Separate out the lines that hold "this".

[Figure record extracts]
____________________

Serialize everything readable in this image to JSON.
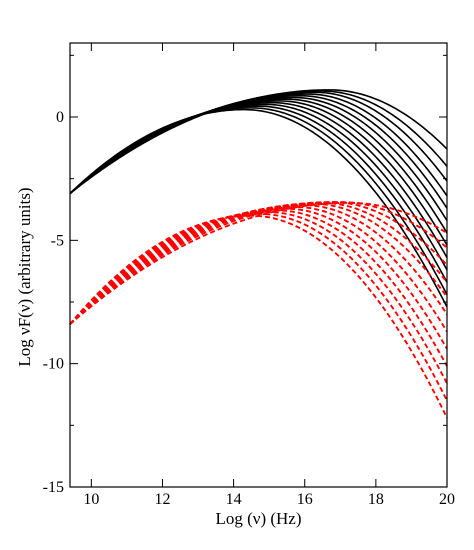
{
  "chart_data": {
    "type": "line",
    "xlabel": "Log (ν)  (Hz)",
    "ylabel": "Log νF(ν)     (arbitrary units)",
    "xlim": [
      9.4,
      20
    ],
    "ylim": [
      -15,
      3
    ],
    "x_ticks": [
      10,
      12,
      14,
      16,
      18,
      20
    ],
    "y_ticks": [
      0,
      -5,
      -10,
      -15
    ],
    "grid": false,
    "legend": "none",
    "colors": {
      "upper_family": "#000000",
      "lower_family": "#ff0000"
    },
    "families": [
      {
        "line_style": "solid",
        "color": "#000000",
        "anchor_x": 9.4,
        "anchor_y": -3.1,
        "peak_x": [
          14.3,
          14.5,
          14.7,
          14.9,
          15.1,
          15.3,
          15.5,
          15.7,
          15.9,
          16.1,
          16.3,
          16.5,
          16.7
        ],
        "peak_y": [
          0.3,
          0.37,
          0.44,
          0.51,
          0.58,
          0.65,
          0.72,
          0.79,
          0.86,
          0.93,
          1.0,
          1.05,
          1.1
        ],
        "end_y": [
          -7.7,
          -7.2,
          -6.7,
          -6.2,
          -5.7,
          -5.2,
          -4.7,
          -4.2,
          -3.7,
          -3.2,
          -2.6,
          -2.0,
          -1.3
        ]
      },
      {
        "line_style": "dashed",
        "color": "#ff0000",
        "anchor_x": 9.4,
        "anchor_y": -8.4,
        "peak_x": [
          14.5,
          14.75,
          15.0,
          15.25,
          15.5,
          15.75,
          16.0,
          16.25,
          16.5,
          16.75,
          17.0,
          17.25
        ],
        "peak_y": [
          -4.0,
          -3.93,
          -3.86,
          -3.79,
          -3.72,
          -3.65,
          -3.58,
          -3.52,
          -3.48,
          -3.45,
          -3.45,
          -3.48
        ],
        "end_y": [
          -12.2,
          -11.5,
          -10.8,
          -10.1,
          -9.4,
          -8.7,
          -8.0,
          -7.3,
          -6.7,
          -6.0,
          -5.3,
          -4.7
        ]
      }
    ]
  }
}
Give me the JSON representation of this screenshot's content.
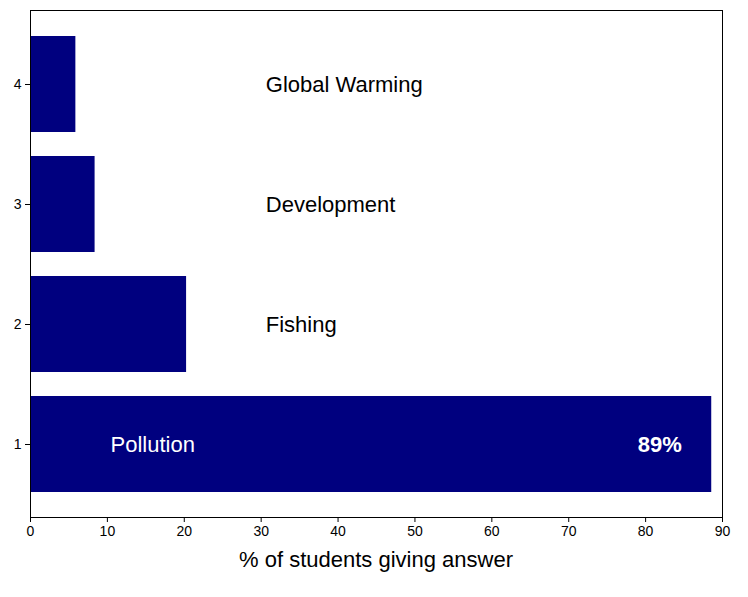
{
  "chart_data": {
    "type": "bar",
    "orientation": "horizontal",
    "categories": [
      "1",
      "2",
      "3",
      "4"
    ],
    "values": [
      88.6,
      20.3,
      8.4,
      5.9
    ],
    "bar_labels": [
      "Pollution",
      "Fishing",
      "Development",
      "Global Warming"
    ],
    "data_labels": true,
    "value_labels": [
      "89%",
      null,
      null,
      null
    ],
    "color": "#00007f",
    "xlabel": "% of students giving answer",
    "xlim": [
      0,
      90
    ],
    "xticks": [
      0,
      10,
      20,
      30,
      40,
      50,
      60,
      70,
      80,
      90
    ],
    "grid": false
  }
}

____________________

• _Exercise output_:
Serialize everything readable in this image to JSON.
Give me the JSON representation of this screenshot's content.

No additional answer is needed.